---------- Exercise materials

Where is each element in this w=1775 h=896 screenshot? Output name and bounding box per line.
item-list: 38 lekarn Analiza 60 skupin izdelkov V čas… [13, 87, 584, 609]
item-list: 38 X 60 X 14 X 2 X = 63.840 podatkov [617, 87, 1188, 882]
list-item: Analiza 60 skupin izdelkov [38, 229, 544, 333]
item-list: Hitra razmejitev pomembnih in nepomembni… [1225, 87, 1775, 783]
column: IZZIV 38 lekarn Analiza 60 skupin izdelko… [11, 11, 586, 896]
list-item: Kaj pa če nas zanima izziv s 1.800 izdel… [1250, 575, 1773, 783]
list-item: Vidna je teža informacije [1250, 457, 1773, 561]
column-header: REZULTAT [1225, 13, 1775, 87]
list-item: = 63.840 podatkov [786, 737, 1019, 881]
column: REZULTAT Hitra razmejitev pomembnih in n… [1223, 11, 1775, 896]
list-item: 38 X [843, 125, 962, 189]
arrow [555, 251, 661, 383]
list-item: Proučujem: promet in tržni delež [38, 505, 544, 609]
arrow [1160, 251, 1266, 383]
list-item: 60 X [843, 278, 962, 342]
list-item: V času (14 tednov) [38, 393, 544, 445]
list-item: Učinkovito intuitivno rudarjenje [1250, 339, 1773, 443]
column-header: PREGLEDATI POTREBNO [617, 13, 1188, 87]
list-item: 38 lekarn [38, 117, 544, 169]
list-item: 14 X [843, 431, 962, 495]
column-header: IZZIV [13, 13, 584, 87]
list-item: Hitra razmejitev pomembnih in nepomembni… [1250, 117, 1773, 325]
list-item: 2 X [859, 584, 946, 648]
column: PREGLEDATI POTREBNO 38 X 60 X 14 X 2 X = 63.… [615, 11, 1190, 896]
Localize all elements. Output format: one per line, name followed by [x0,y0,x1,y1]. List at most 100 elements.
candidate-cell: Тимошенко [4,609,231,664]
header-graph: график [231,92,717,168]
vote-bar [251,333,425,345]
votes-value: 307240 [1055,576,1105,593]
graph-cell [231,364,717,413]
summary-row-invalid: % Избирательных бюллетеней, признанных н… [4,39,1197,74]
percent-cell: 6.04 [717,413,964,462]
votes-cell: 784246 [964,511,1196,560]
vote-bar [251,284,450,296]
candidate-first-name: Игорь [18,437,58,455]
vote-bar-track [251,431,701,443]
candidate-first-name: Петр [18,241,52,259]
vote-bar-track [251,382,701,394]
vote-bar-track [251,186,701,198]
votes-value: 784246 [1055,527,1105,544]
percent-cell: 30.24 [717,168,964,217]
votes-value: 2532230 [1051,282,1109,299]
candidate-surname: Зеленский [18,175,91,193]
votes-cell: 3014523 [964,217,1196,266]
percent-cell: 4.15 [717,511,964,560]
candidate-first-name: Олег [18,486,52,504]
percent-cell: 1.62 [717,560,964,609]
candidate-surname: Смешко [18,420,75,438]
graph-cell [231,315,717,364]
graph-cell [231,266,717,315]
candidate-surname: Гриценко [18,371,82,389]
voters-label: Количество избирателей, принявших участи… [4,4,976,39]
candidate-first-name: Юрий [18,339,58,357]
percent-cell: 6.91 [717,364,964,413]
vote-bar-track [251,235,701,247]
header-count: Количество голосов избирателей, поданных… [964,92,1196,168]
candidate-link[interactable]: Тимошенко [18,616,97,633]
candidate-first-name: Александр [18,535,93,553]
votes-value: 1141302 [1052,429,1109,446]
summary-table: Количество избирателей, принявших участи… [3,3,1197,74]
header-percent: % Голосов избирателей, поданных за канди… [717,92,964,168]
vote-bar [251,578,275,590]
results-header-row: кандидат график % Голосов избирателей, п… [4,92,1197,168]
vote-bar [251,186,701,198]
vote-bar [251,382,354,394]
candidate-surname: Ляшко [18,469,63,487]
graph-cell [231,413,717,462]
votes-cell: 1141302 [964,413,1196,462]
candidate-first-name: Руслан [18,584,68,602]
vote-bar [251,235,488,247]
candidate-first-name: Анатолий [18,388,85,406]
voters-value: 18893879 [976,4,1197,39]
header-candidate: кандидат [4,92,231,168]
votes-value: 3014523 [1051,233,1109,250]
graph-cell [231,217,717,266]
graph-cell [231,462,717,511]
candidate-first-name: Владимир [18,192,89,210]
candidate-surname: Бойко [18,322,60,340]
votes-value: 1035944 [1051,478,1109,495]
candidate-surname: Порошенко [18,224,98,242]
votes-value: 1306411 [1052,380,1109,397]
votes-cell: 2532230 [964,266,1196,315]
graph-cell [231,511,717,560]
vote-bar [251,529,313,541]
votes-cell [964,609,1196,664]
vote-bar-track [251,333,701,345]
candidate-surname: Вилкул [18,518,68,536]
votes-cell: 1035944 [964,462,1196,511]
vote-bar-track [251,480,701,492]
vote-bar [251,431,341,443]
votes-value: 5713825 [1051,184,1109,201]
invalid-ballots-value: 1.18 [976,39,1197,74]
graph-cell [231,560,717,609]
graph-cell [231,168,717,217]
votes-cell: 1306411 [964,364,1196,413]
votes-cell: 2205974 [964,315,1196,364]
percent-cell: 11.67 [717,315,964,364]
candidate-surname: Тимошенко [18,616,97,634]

--------------------

### Requirement
Write out the entire listing above again, reproducing every line unchanged and in the same order.

### Result for this task
Where is each element in this w=1775 h=896 screenshot? Output name and bounding box per line.
item-list: 38 lekarn Analiza 60 skupin izdelkov V čas… [13, 87, 584, 609]
item-list: 38 X 60 X 14 X 2 X = 63.840 podatkov [617, 87, 1188, 882]
list-item: Analiza 60 skupin izdelkov [38, 229, 544, 333]
item-list: Hitra razmejitev pomembnih in nepomembni… [1225, 87, 1775, 783]
column: IZZIV 38 lekarn Analiza 60 skupin izdelko… [11, 11, 586, 896]
list-item: Kaj pa če nas zanima izziv s 1.800 izdel… [1250, 575, 1773, 783]
list-item: Vidna je teža informacije [1250, 457, 1773, 561]
column-header: REZULTAT [1225, 13, 1775, 87]
list-item: = 63.840 podatkov [786, 737, 1019, 881]
column: REZULTAT Hitra razmejitev pomembnih in n… [1223, 11, 1775, 896]
list-item: 38 X [843, 125, 962, 189]
arrow [555, 251, 661, 383]
list-item: Proučujem: promet in tržni delež [38, 505, 544, 609]
arrow [1160, 251, 1266, 383]
list-item: 60 X [843, 278, 962, 342]
list-item: V času (14 tednov) [38, 393, 544, 445]
list-item: Učinkovito intuitivno rudarjenje [1250, 339, 1773, 443]
column-header: PREGLEDATI POTREBNO [617, 13, 1188, 87]
list-item: 38 lekarn [38, 117, 544, 169]
list-item: 14 X [843, 431, 962, 495]
column-header: IZZIV [13, 13, 584, 87]
list-item: Hitra razmejitev pomembnih in nepomembni… [1250, 117, 1773, 325]
list-item: 2 X [859, 584, 946, 648]
column: PREGLEDATI POTREBNO 38 X 60 X 14 X 2 X = 63.… [615, 11, 1190, 896]
Localize all elements. Output format: one per line, name followed by [x0,y0,x1,y1]. List at most 100 elements.
candidate-cell: Тимошенко [4,609,231,664]
header-graph: график [231,92,717,168]
vote-bar [251,333,425,345]
votes-value: 307240 [1055,576,1105,593]
graph-cell [231,364,717,413]
summary-row-invalid: % Избирательных бюллетеней, признанных н… [4,39,1197,74]
percent-cell: 6.04 [717,413,964,462]
votes-cell: 784246 [964,511,1196,560]
vote-bar [251,284,450,296]
candidate-first-name: Игорь [18,437,58,455]
vote-bar-track [251,431,701,443]
candidate-first-name: Петр [18,241,52,259]
vote-bar-track [251,382,701,394]
vote-bar-track [251,186,701,198]
votes-value: 784246 [1055,527,1105,544]
percent-cell: 30.24 [717,168,964,217]
votes-value: 2532230 [1051,282,1109,299]
candidate-surname: Зеленский [18,175,91,193]
votes-cell: 3014523 [964,217,1196,266]
percent-cell: 4.15 [717,511,964,560]
candidate-first-name: Олег [18,486,52,504]
percent-cell: 1.62 [717,560,964,609]
candidate-surname: Смешко [18,420,75,438]
graph-cell [231,315,717,364]
graph-cell [231,266,717,315]
candidate-surname: Гриценко [18,371,82,389]
voters-label: Количество избирателей, принявших участи… [4,4,976,39]
candidate-first-name: Юрий [18,339,58,357]
percent-cell: 6.91 [717,364,964,413]
vote-bar-track [251,235,701,247]
header-count: Количество голосов избирателей, поданных… [964,92,1196,168]
candidate-link[interactable]: Тимошенко [18,616,97,633]
candidate-first-name: Александр [18,535,93,553]
votes-value: 1141302 [1052,429,1109,446]
summary-table: Количество избирателей, принявших участи… [3,3,1197,74]
header-percent: % Голосов избирателей, поданных за канди… [717,92,964,168]
vote-bar [251,578,275,590]
results-header-row: кандидат график % Голосов избирателей, п… [4,92,1197,168]
vote-bar [251,186,701,198]
vote-bar [251,382,354,394]
candidate-surname: Ляшко [18,469,63,487]
graph-cell [231,413,717,462]
votes-cell: 1141302 [964,413,1196,462]
candidate-first-name: Руслан [18,584,68,602]
vote-bar [251,235,488,247]
candidate-first-name: Анатолий [18,388,85,406]
voters-value: 18893879 [976,4,1197,39]
header-candidate: кандидат [4,92,231,168]
votes-value: 3014523 [1051,233,1109,250]
graph-cell [231,217,717,266]
graph-cell [231,462,717,511]
candidate-first-name: Владимир [18,192,89,210]
candidate-surname: Бойко [18,322,60,340]
votes-value: 1035944 [1051,478,1109,495]
candidate-surname: Порошенко [18,224,98,242]
votes-value: 1306411 [1052,380,1109,397]
votes-cell: 2532230 [964,266,1196,315]
graph-cell [231,511,717,560]
vote-bar [251,529,313,541]
votes-cell [964,609,1196,664]
vote-bar-track [251,333,701,345]
candidate-surname: Вилкул [18,518,68,536]
votes-cell: 1035944 [964,462,1196,511]
vote-bar-track [251,480,701,492]
vote-bar [251,431,341,443]
votes-value: 5713825 [1051,184,1109,201]
invalid-ballots-value: 1.18 [976,39,1197,74]
graph-cell [231,560,717,609]
graph-cell [231,168,717,217]
votes-cell: 1306411 [964,364,1196,413]
votes-cell: 2205974 [964,315,1196,364]
percent-cell: 11.67 [717,315,964,364]
candidate-surname: Тимошенко [18,616,97,634]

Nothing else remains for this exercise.